**Your instructions**
In the entries below, identify every line with the string "拆除工程" and copy it.

Stored records
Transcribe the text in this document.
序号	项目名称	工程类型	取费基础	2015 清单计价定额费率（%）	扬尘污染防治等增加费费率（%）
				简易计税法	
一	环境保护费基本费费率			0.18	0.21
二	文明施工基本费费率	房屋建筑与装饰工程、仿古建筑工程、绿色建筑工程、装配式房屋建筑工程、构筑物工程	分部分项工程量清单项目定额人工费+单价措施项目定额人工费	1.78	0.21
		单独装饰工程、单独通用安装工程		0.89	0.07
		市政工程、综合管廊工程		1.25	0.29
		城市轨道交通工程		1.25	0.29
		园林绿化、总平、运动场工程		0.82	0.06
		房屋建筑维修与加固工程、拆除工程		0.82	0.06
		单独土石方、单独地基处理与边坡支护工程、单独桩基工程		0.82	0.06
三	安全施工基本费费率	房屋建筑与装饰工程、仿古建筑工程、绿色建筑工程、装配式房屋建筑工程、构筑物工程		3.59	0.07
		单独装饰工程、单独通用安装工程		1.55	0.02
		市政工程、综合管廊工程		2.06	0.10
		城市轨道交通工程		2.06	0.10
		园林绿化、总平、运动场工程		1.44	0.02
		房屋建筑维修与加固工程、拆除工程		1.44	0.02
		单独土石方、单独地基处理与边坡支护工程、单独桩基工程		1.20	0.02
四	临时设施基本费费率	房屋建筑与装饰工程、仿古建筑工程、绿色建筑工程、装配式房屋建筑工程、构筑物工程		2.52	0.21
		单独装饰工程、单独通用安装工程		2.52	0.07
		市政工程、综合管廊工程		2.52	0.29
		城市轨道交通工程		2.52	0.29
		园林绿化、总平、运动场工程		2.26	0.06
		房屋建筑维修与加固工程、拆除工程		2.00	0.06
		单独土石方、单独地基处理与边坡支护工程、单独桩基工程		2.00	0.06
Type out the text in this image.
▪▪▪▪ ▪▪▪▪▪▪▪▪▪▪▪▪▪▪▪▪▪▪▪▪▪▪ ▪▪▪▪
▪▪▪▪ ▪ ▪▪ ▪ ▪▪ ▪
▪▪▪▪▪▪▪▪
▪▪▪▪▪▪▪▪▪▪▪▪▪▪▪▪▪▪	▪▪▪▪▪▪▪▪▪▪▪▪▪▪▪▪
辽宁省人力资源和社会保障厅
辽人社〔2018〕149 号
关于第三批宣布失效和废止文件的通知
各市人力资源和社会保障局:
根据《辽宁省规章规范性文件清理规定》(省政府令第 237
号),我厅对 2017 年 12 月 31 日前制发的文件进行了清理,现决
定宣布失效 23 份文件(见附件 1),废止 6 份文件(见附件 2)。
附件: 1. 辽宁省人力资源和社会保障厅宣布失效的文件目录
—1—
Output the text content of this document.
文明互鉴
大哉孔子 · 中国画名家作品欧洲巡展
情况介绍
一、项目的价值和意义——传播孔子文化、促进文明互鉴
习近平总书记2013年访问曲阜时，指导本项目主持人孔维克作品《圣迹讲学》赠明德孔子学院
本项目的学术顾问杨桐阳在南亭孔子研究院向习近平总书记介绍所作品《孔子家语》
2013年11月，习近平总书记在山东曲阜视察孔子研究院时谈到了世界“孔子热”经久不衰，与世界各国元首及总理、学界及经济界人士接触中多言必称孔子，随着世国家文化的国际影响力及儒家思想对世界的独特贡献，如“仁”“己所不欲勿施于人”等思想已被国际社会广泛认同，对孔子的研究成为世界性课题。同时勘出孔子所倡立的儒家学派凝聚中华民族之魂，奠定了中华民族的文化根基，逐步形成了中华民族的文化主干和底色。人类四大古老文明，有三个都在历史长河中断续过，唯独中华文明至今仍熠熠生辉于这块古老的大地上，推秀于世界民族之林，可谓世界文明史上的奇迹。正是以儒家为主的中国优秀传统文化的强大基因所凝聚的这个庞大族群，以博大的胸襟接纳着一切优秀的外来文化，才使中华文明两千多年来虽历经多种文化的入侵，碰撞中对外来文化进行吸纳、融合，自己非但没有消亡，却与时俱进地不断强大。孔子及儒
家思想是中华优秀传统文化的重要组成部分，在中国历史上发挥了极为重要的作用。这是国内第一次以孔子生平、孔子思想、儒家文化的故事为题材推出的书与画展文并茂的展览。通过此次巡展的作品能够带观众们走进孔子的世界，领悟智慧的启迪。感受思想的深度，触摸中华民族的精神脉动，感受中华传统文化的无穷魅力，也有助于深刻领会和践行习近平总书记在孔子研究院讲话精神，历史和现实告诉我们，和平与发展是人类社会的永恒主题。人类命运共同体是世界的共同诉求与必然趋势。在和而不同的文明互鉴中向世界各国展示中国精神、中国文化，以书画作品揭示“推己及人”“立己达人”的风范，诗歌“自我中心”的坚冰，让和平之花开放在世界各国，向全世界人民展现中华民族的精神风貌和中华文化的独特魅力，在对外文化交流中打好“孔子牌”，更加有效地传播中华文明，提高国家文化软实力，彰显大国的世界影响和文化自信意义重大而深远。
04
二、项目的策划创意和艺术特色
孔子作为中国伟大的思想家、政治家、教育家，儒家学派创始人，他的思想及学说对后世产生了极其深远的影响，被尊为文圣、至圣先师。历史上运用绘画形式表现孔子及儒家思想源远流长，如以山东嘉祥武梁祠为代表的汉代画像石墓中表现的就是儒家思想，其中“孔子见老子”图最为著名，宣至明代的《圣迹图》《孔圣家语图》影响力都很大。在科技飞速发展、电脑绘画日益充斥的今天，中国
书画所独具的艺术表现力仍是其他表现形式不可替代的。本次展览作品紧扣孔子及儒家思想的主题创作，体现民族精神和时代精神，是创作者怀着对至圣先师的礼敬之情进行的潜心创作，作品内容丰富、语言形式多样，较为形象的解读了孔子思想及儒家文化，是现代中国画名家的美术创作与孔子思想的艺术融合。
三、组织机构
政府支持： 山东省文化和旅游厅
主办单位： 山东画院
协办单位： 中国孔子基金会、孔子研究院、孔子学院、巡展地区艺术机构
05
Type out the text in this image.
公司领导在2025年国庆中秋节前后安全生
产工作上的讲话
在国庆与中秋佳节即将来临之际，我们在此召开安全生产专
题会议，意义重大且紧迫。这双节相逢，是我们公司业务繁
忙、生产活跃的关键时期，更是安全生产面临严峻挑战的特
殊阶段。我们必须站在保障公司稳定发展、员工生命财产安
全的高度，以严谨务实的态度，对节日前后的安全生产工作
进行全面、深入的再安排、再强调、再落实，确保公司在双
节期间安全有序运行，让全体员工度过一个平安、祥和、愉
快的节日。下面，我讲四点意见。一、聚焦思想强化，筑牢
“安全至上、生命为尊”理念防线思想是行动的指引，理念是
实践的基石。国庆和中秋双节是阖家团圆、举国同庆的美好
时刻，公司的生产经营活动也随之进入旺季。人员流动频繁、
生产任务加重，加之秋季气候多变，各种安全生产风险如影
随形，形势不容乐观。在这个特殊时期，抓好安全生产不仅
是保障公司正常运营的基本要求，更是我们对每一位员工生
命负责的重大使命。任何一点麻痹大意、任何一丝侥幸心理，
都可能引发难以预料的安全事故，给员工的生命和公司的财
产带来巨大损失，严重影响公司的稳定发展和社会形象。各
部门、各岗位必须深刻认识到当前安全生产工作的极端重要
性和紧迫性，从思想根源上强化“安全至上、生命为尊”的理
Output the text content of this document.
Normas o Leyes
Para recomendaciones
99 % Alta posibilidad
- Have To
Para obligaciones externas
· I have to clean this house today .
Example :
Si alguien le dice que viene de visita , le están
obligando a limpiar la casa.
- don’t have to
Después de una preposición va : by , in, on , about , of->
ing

**The result**
		房屋建筑维修与加固工程、拆除工程		0.82	0.06
		房屋建筑维修与加固工程、拆除工程		1.44	0.02
		房屋建筑维修与加固工程、拆除工程		2.00	0.06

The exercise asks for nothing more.